MATERIAL TO PROCESS:
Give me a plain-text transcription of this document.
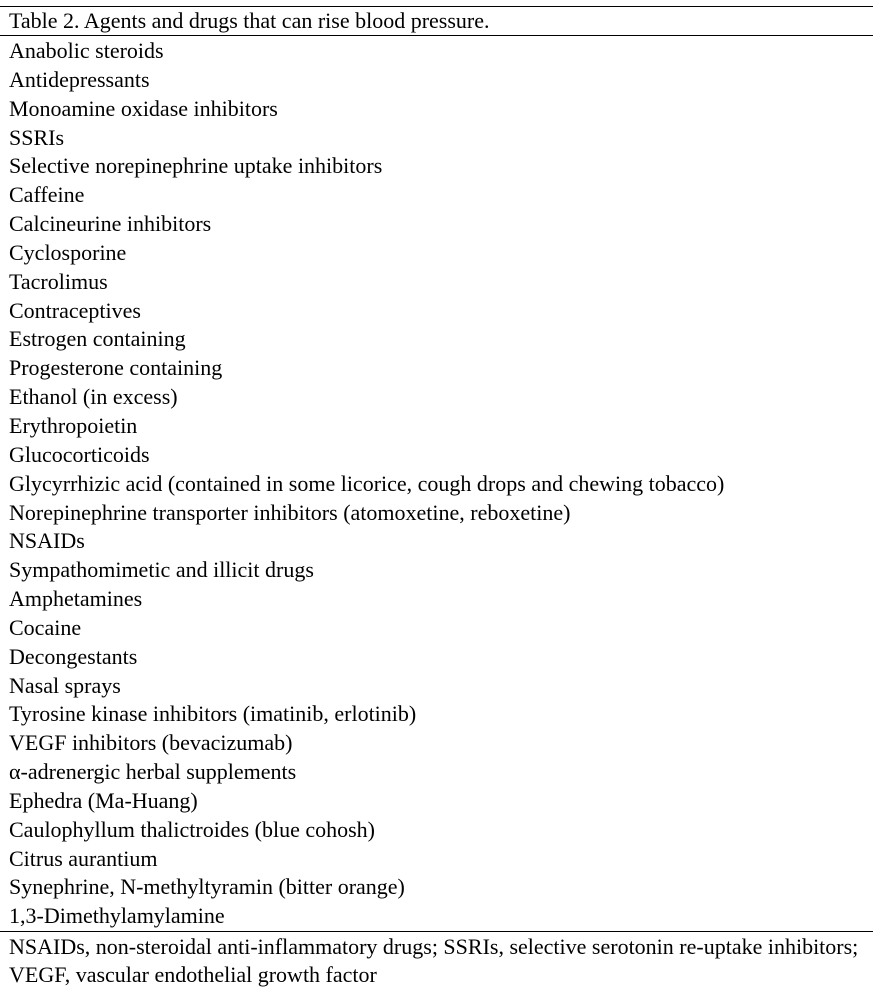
Table 2. Agents and drugs that can rise blood pressure.
Anabolic steroids
Antidepressants
Monoamine oxidase inhibitors
SSRIs
Selective norepinephrine uptake inhibitors
Caffeine
Calcineurine inhibitors
Cyclosporine
Tacrolimus
Contraceptives
Estrogen containing
Progesterone containing
Ethanol (in excess)
Erythropoietin
Glucocorticoids
Glycyrrhizic acid (contained in some licorice, cough drops and chewing tobacco)
Norepinephrine transporter inhibitors (atomoxetine, reboxetine)
NSAIDs
Sympathomimetic and illicit drugs
Amphetamines
Cocaine
Decongestants
Nasal sprays
Tyrosine kinase inhibitors (imatinib, erlotinib)
VEGF inhibitors (bevacizumab)
α-adrenergic herbal supplements
Ephedra (Ma-Huang)
Caulophyllum thalictroides (blue cohosh)
Citrus aurantium
Synephrine, N-methyltyramin (bitter orange)
1,3-Dimethylamylamine
NSAIDs, non-steroidal anti-inflammatory drugs; SSRIs, selective serotonin re-uptake inhibitors; VEGF, vascular endothelial growth factor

YOUR INSTRUCTIONS: Go over the records above and tally the lines with the word "uptake" in them. Give the number alone.

RESULT OF THIS EXERCISE: 2